--- Problem requirements ---
Locate all lines with the word "damit". Copy them.

---------- Records supplied ----------

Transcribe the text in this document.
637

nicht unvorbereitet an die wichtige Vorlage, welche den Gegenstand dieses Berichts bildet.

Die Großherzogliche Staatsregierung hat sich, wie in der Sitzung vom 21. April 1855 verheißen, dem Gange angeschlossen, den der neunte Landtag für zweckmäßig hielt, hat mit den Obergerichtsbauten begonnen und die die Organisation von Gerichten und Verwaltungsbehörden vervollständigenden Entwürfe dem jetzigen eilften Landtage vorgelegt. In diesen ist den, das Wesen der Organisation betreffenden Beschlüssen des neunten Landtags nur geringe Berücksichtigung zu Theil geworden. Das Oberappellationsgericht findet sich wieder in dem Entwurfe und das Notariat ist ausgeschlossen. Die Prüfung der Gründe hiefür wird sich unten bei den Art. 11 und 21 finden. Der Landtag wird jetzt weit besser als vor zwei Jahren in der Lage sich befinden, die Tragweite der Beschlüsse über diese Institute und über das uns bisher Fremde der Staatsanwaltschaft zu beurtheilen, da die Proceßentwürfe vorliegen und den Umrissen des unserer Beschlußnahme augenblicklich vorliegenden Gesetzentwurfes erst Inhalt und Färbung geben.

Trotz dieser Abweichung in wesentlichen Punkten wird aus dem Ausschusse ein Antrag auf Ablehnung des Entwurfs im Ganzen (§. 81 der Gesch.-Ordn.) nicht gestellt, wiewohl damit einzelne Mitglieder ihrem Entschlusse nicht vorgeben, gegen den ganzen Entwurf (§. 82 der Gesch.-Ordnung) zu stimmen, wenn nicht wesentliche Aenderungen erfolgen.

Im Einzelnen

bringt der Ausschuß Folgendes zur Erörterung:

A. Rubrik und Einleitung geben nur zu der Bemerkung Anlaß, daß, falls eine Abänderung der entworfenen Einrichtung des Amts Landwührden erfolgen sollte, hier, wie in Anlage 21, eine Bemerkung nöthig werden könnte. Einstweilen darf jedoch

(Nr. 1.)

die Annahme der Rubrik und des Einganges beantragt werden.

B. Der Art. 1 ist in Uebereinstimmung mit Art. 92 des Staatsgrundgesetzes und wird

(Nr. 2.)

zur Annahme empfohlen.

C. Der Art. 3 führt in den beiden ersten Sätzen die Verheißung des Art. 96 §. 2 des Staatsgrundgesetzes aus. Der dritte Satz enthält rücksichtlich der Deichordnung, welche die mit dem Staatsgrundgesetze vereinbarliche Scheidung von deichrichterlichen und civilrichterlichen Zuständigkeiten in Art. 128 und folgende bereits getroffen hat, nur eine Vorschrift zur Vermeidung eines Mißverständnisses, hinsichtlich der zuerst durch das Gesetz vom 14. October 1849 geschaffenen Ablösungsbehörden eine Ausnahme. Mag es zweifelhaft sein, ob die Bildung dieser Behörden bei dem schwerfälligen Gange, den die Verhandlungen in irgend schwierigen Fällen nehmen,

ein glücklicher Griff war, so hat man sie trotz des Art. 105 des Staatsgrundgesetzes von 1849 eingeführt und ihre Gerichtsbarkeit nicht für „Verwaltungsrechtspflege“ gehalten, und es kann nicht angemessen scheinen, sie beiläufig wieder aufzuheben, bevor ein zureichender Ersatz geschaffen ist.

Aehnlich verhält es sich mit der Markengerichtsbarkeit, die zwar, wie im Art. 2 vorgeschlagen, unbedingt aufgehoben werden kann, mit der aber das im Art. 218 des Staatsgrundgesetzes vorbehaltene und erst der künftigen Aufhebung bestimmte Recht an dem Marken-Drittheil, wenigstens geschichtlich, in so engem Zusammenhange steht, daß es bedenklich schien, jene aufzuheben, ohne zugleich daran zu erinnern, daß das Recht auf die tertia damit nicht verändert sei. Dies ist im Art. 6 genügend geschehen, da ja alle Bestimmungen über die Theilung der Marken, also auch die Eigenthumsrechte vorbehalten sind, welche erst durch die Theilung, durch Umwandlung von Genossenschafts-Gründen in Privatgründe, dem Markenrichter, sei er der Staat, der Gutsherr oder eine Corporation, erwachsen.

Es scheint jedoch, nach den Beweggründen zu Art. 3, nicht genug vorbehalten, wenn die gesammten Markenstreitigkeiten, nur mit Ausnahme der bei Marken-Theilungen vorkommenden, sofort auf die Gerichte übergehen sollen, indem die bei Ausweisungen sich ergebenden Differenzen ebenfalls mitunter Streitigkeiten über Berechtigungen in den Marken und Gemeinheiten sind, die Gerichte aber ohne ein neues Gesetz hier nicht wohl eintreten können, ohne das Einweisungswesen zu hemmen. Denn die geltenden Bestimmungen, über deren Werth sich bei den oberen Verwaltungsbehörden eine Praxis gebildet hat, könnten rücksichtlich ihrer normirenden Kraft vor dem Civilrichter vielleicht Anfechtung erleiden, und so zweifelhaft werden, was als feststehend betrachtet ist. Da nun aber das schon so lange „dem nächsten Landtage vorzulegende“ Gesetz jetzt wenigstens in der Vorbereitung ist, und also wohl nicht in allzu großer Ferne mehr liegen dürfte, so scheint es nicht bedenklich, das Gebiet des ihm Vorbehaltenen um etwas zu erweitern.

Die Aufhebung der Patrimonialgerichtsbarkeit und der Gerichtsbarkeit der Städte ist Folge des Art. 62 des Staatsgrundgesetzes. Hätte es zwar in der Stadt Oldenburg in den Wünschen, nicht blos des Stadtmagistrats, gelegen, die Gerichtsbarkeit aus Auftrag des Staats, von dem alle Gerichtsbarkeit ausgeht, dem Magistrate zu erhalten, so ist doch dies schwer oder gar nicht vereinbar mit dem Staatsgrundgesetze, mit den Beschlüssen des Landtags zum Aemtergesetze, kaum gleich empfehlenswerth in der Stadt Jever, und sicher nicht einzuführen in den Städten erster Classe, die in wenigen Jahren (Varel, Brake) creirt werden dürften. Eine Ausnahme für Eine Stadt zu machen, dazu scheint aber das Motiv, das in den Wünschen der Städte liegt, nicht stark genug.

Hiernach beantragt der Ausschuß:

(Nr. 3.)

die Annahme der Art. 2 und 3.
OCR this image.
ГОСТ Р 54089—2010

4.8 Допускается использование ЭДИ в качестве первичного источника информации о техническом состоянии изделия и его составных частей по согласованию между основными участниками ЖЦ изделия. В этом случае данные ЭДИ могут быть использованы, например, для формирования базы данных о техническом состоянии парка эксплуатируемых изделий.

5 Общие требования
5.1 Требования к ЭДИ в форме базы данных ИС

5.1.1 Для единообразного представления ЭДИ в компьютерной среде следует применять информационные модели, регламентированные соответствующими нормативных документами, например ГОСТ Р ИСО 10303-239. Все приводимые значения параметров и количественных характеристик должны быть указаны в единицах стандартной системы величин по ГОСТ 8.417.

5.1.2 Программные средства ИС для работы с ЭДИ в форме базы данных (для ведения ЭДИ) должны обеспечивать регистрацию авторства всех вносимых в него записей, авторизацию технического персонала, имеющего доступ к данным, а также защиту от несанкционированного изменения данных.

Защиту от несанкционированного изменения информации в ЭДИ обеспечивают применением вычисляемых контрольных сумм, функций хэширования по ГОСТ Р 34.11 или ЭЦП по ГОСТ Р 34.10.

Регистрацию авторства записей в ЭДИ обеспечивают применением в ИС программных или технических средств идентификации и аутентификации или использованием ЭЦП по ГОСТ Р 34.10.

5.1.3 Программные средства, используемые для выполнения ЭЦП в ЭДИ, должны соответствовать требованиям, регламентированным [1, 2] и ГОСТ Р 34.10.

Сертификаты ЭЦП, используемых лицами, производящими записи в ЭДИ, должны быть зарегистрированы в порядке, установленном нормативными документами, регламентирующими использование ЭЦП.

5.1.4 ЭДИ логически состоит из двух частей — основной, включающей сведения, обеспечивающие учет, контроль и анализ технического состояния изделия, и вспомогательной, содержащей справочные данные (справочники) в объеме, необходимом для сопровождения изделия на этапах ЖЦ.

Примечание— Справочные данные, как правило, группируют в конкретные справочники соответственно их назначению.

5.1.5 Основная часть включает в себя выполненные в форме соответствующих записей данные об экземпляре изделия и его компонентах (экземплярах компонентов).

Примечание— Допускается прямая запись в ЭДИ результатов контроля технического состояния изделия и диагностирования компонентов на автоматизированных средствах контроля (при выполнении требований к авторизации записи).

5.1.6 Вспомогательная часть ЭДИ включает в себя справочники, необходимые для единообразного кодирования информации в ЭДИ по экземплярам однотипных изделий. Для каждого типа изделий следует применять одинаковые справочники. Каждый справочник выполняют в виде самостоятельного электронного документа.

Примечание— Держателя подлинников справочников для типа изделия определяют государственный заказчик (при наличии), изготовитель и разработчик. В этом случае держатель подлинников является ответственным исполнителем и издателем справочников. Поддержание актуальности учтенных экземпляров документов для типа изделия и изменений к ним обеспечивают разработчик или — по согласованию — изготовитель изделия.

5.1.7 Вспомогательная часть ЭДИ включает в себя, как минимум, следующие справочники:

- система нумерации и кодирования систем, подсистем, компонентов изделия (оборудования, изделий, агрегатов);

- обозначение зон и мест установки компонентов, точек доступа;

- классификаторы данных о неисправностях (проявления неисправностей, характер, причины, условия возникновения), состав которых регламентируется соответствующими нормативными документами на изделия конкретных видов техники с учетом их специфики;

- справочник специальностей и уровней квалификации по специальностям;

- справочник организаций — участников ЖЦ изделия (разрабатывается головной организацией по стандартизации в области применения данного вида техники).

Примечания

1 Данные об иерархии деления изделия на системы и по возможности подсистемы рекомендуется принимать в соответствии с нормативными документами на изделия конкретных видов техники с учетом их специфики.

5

----------

--- Solution to this exercise ---
Trotz dieser Abweichung in wesentlichen Punkten wird aus dem Ausschusse ein Antrag auf Ablehnung des Entwurfs im Ganzen (§. 81 der Gesch.-Ordn.) nicht gestellt, wiewohl damit einzelne Mitglieder ihrem Entschlusse nicht vorgeben, gegen den ganzen Entwurf (§. 82 der Gesch.-Ordnung) zu stimmen, wenn nicht wesentliche Aenderungen erfolgen.
Aehnlich verhält es sich mit der Markengerichtsbarkeit, die zwar, wie im Art. 2 vorgeschlagen, unbedingt aufgehoben werden kann, mit der aber das im Art. 218 des Staatsgrundgesetzes vorbehaltene und erst der künftigen Aufhebung bestimmte Recht an dem Marken-Drittheil, wenigstens geschichtlich, in so engem Zusammenhange steht, daß es bedenklich schien, jene aufzuheben, ohne zugleich daran zu erinnern, daß das Recht auf die tertia damit nicht verändert sei. Dies ist im Art. 6 genügend geschehen, da ja alle Bestimmungen über die Theilung der Marken, also auch die Eigenthumsrechte vorbehalten sind, welche erst durch die Theilung, durch Umwandlung von Genossenschafts-Gründen in Privatgründe, dem Markenrichter, sei er der Staat, der Gutsherr oder eine Corporation, erwachsen.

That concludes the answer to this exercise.